# WORK INSTRUCTIONS
Each entry below should be returned exactly as is, with the pictures removed.

# RECORDS PROVIDED
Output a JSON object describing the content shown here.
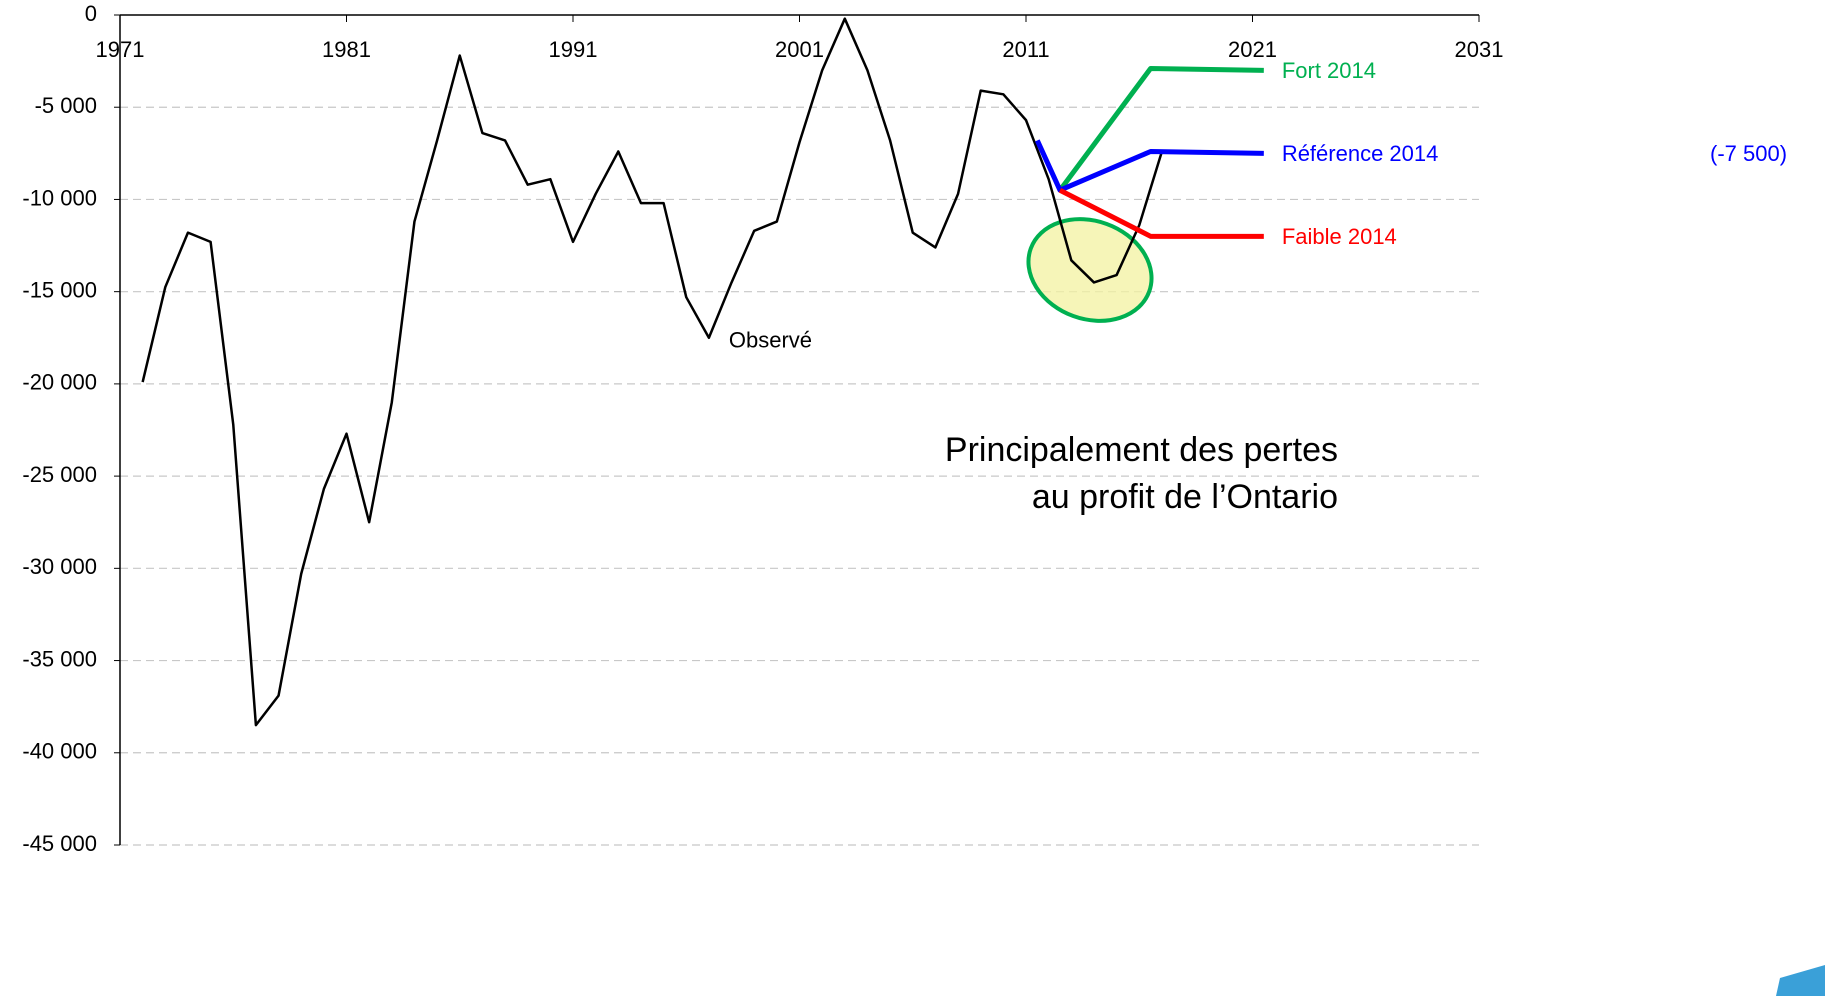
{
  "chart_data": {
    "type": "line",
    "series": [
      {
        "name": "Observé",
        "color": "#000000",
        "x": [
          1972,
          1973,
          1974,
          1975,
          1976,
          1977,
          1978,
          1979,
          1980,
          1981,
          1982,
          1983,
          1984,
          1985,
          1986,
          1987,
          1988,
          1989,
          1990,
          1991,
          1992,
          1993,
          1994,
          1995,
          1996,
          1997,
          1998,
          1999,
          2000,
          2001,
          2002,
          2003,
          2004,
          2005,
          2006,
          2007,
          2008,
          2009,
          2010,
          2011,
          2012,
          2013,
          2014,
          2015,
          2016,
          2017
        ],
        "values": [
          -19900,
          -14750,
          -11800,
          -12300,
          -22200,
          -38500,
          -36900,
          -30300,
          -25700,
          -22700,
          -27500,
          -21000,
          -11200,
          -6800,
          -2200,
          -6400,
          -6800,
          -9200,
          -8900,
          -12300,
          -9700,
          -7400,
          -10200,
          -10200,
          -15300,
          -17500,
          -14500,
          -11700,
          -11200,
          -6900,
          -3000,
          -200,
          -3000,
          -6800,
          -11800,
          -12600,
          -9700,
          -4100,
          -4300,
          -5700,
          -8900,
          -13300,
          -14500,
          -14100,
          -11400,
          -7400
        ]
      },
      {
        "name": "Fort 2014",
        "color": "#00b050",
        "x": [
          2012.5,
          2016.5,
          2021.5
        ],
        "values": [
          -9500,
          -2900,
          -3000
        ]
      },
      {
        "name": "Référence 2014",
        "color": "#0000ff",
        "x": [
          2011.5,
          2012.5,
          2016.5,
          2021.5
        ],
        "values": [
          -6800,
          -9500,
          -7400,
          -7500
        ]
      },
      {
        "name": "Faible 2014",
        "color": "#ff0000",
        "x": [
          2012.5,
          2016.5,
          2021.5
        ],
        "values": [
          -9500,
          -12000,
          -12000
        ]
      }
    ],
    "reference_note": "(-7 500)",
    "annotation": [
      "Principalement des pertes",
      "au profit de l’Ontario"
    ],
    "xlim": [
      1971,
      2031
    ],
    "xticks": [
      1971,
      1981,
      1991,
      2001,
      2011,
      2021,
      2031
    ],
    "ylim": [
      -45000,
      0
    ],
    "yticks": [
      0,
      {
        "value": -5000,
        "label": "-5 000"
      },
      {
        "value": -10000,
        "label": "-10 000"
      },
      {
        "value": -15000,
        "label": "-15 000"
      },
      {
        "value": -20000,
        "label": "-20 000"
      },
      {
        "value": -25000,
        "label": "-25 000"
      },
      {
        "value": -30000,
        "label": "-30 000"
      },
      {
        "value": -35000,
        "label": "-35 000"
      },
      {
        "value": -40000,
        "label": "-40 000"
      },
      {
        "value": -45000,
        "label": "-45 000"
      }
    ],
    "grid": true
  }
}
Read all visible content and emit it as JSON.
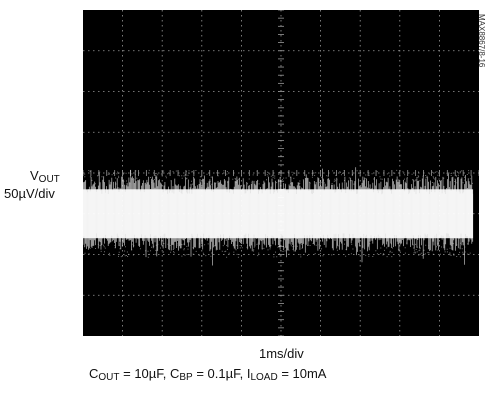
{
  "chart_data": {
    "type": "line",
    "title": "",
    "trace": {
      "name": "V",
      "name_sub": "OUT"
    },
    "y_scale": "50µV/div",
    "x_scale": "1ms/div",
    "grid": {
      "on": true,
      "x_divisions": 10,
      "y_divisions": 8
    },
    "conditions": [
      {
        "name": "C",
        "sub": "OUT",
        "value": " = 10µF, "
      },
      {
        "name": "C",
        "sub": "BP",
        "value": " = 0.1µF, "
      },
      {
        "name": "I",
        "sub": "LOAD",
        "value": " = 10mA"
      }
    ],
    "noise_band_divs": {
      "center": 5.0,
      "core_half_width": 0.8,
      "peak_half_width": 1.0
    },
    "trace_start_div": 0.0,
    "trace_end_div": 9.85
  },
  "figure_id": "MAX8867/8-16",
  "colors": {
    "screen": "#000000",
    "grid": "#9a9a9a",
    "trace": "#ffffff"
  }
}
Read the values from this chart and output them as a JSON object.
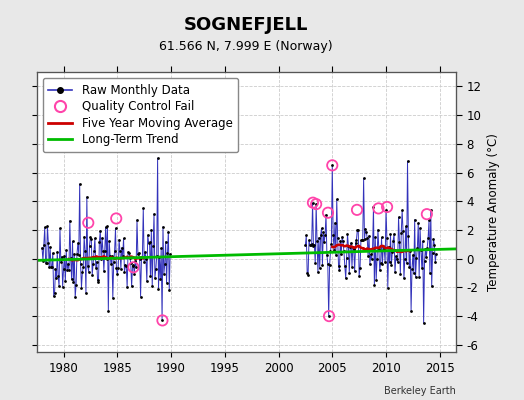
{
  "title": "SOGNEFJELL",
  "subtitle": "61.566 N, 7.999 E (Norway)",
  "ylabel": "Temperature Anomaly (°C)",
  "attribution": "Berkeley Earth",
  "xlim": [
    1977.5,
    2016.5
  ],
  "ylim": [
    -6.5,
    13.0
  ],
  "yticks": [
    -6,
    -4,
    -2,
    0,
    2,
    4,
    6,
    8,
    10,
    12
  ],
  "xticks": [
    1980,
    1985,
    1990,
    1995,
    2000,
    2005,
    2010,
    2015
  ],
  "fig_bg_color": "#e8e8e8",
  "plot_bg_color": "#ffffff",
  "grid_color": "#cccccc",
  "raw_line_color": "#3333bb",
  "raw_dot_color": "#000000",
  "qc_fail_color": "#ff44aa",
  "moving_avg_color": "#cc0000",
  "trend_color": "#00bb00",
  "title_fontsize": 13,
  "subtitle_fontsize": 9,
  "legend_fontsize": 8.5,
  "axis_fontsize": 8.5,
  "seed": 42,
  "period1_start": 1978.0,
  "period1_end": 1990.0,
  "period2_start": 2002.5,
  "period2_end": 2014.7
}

# SOLUTION FOR THIS TASK
Output a JSON object describing the content shown here.
{
  "chart_data": {
    "type": "line",
    "series": [
      {
        "name": "Observé",
        "color": "#000000",
        "x": [
          1972,
          1973,
          1974,
          1975,
          1976,
          1977,
          1978,
          1979,
          1980,
          1981,
          1982,
          1983,
          1984,
          1985,
          1986,
          1987,
          1988,
          1989,
          1990,
          1991,
          1992,
          1993,
          1994,
          1995,
          1996,
          1997,
          1998,
          1999,
          2000,
          2001,
          2002,
          2003,
          2004,
          2005,
          2006,
          2007,
          2008,
          2009,
          2010,
          2011,
          2012,
          2013,
          2014,
          2015,
          2016,
          2017
        ],
        "values": [
          -19900,
          -14750,
          -11800,
          -12300,
          -22200,
          -38500,
          -36900,
          -30300,
          -25700,
          -22700,
          -27500,
          -21000,
          -11200,
          -6800,
          -2200,
          -6400,
          -6800,
          -9200,
          -8900,
          -12300,
          -9700,
          -7400,
          -10200,
          -10200,
          -15300,
          -17500,
          -14500,
          -11700,
          -11200,
          -6900,
          -3000,
          -200,
          -3000,
          -6800,
          -11800,
          -12600,
          -9700,
          -4100,
          -4300,
          -5700,
          -8900,
          -13300,
          -14500,
          -14100,
          -11400,
          -7400
        ]
      },
      {
        "name": "Fort 2014",
        "color": "#00b050",
        "x": [
          2012.5,
          2016.5,
          2021.5
        ],
        "values": [
          -9500,
          -2900,
          -3000
        ]
      },
      {
        "name": "Référence 2014",
        "color": "#0000ff",
        "x": [
          2011.5,
          2012.5,
          2016.5,
          2021.5
        ],
        "values": [
          -6800,
          -9500,
          -7400,
          -7500
        ]
      },
      {
        "name": "Faible 2014",
        "color": "#ff0000",
        "x": [
          2012.5,
          2016.5,
          2021.5
        ],
        "values": [
          -9500,
          -12000,
          -12000
        ]
      }
    ],
    "reference_note": "(-7 500)",
    "annotation": [
      "Principalement des pertes",
      "au profit de l’Ontario"
    ],
    "xlim": [
      1971,
      2031
    ],
    "xticks": [
      1971,
      1981,
      1991,
      2001,
      2011,
      2021,
      2031
    ],
    "ylim": [
      -45000,
      0
    ],
    "yticks": [
      0,
      {
        "value": -5000,
        "label": "-5 000"
      },
      {
        "value": -10000,
        "label": "-10 000"
      },
      {
        "value": -15000,
        "label": "-15 000"
      },
      {
        "value": -20000,
        "label": "-20 000"
      },
      {
        "value": -25000,
        "label": "-25 000"
      },
      {
        "value": -30000,
        "label": "-30 000"
      },
      {
        "value": -35000,
        "label": "-35 000"
      },
      {
        "value": -40000,
        "label": "-40 000"
      },
      {
        "value": -45000,
        "label": "-45 000"
      }
    ],
    "grid": true
  }
}
Read all visible content and emit it as JSON.
{
  "chart_data": {
    "type": "line",
    "title": "",
    "trace": {
      "name": "V",
      "name_sub": "OUT"
    },
    "y_scale": "50µV/div",
    "x_scale": "1ms/div",
    "grid": {
      "on": true,
      "x_divisions": 10,
      "y_divisions": 8
    },
    "conditions": [
      {
        "name": "C",
        "sub": "OUT",
        "value": " = 10µF, "
      },
      {
        "name": "C",
        "sub": "BP",
        "value": " = 0.1µF, "
      },
      {
        "name": "I",
        "sub": "LOAD",
        "value": " = 10mA"
      }
    ],
    "noise_band_divs": {
      "center": 5.0,
      "core_half_width": 0.8,
      "peak_half_width": 1.0
    },
    "trace_start_div": 0.0,
    "trace_end_div": 9.85
  },
  "figure_id": "MAX8867/8-16",
  "colors": {
    "screen": "#000000",
    "grid": "#9a9a9a",
    "trace": "#ffffff"
  }
}
Read the values from this chart and output them as a JSON object.
{
  "title": "SOGNEFJELL",
  "subtitle": "61.566 N, 7.999 E (Norway)",
  "ylabel": "Temperature Anomaly (°C)",
  "attribution": "Berkeley Earth",
  "xlim": [
    1977.5,
    2016.5
  ],
  "ylim": [
    -6.5,
    13.0
  ],
  "yticks": [
    -6,
    -4,
    -2,
    0,
    2,
    4,
    6,
    8,
    10,
    12
  ],
  "xticks": [
    1980,
    1985,
    1990,
    1995,
    2000,
    2005,
    2010,
    2015
  ],
  "fig_bg_color": "#e8e8e8",
  "plot_bg_color": "#ffffff",
  "grid_color": "#cccccc",
  "raw_line_color": "#3333bb",
  "raw_dot_color": "#000000",
  "qc_fail_color": "#ff44aa",
  "moving_avg_color": "#cc0000",
  "trend_color": "#00bb00",
  "title_fontsize": 13,
  "subtitle_fontsize": 9,
  "legend_fontsize": 8.5,
  "axis_fontsize": 8.5,
  "seed": 42,
  "period1_start": 1978.0,
  "period1_end": 1990.0,
  "period2_start": 2002.5,
  "period2_end": 2014.7
}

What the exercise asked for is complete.